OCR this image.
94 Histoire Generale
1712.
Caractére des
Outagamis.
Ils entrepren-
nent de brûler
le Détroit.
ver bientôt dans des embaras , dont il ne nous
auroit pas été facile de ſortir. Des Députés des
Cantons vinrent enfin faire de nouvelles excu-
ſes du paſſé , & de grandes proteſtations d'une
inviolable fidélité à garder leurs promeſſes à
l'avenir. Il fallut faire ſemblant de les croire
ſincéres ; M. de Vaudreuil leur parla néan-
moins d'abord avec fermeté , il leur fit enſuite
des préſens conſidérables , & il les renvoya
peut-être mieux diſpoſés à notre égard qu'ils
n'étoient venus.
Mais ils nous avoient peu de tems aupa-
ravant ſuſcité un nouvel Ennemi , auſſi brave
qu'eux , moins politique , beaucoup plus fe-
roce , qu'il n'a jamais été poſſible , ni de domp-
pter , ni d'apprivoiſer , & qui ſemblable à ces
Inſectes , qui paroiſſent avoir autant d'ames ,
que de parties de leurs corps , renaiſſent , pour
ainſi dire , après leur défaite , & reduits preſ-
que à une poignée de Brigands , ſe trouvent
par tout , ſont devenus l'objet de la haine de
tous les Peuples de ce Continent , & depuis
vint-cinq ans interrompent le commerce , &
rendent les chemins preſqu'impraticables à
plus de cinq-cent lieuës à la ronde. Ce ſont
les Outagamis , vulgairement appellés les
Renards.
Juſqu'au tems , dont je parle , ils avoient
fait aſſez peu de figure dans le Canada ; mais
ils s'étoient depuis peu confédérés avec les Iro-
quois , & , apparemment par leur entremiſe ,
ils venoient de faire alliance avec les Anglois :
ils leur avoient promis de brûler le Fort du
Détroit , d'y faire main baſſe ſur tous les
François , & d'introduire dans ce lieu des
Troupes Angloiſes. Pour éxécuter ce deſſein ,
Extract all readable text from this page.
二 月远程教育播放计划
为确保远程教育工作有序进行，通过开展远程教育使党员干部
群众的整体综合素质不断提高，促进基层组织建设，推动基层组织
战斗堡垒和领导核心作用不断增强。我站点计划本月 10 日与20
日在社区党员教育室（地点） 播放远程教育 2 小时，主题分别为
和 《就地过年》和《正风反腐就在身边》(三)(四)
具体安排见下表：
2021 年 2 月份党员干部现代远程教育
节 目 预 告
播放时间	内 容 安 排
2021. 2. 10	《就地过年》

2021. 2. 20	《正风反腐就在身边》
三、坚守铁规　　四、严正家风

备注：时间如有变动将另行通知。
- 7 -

•••••

* TASK TO COMPLETE
Without leaving anything out, give the entries again exactly.

* RESULT OF THIS EXERCISE
OCR this image.
94 Histoire Generale
1712.
Caractére des
Outagamis.
Ils entrepren-
nent de brûler
le Détroit.
ver bientôt dans des embaras , dont il ne nous
auroit pas été facile de ſortir. Des Députés des
Cantons vinrent enfin faire de nouvelles excu-
ſes du paſſé , & de grandes proteſtations d'une
inviolable fidélité à garder leurs promeſſes à
l'avenir. Il fallut faire ſemblant de les croire
ſincéres ; M. de Vaudreuil leur parla néan-
moins d'abord avec fermeté , il leur fit enſuite
des préſens conſidérables , & il les renvoya
peut-être mieux diſpoſés à notre égard qu'ils
n'étoient venus.
Mais ils nous avoient peu de tems aupa-
ravant ſuſcité un nouvel Ennemi , auſſi brave
qu'eux , moins politique , beaucoup plus fe-
roce , qu'il n'a jamais été poſſible , ni de domp-
pter , ni d'apprivoiſer , & qui ſemblable à ces
Inſectes , qui paroiſſent avoir autant d'ames ,
que de parties de leurs corps , renaiſſent , pour
ainſi dire , après leur défaite , & reduits preſ-
que à une poignée de Brigands , ſe trouvent
par tout , ſont devenus l'objet de la haine de
tous les Peuples de ce Continent , & depuis
vint-cinq ans interrompent le commerce , &
rendent les chemins preſqu'impraticables à
plus de cinq-cent lieuës à la ronde. Ce ſont
les Outagamis , vulgairement appellés les
Renards.
Juſqu'au tems , dont je parle , ils avoient
fait aſſez peu de figure dans le Canada ; mais
ils s'étoient depuis peu confédérés avec les Iro-
quois , & , apparemment par leur entremiſe ,
ils venoient de faire alliance avec les Anglois :
ils leur avoient promis de brûler le Fort du
Détroit , d'y faire main baſſe ſur tous les
François , & d'introduire dans ce lieu des
Troupes Angloiſes. Pour éxécuter ce deſſein ,
Extract all readable text from this page.
二 月远程教育播放计划
为确保远程教育工作有序进行，通过开展远程教育使党员干部
群众的整体综合素质不断提高，促进基层组织建设，推动基层组织
战斗堡垒和领导核心作用不断增强。我站点计划本月 10 日与20
日在社区党员教育室（地点） 播放远程教育 2 小时，主题分别为
和 《就地过年》和《正风反腐就在身边》(三)(四)
具体安排见下表：
2021 年 2 月份党员干部现代远程教育
节 目 预 告
播放时间	内 容 安 排
2021. 2. 10	《就地过年》

2021. 2. 20	《正风反腐就在身边》
三、坚守铁规　　四、严正家风

备注：时间如有变动将另行通知。
- 7 -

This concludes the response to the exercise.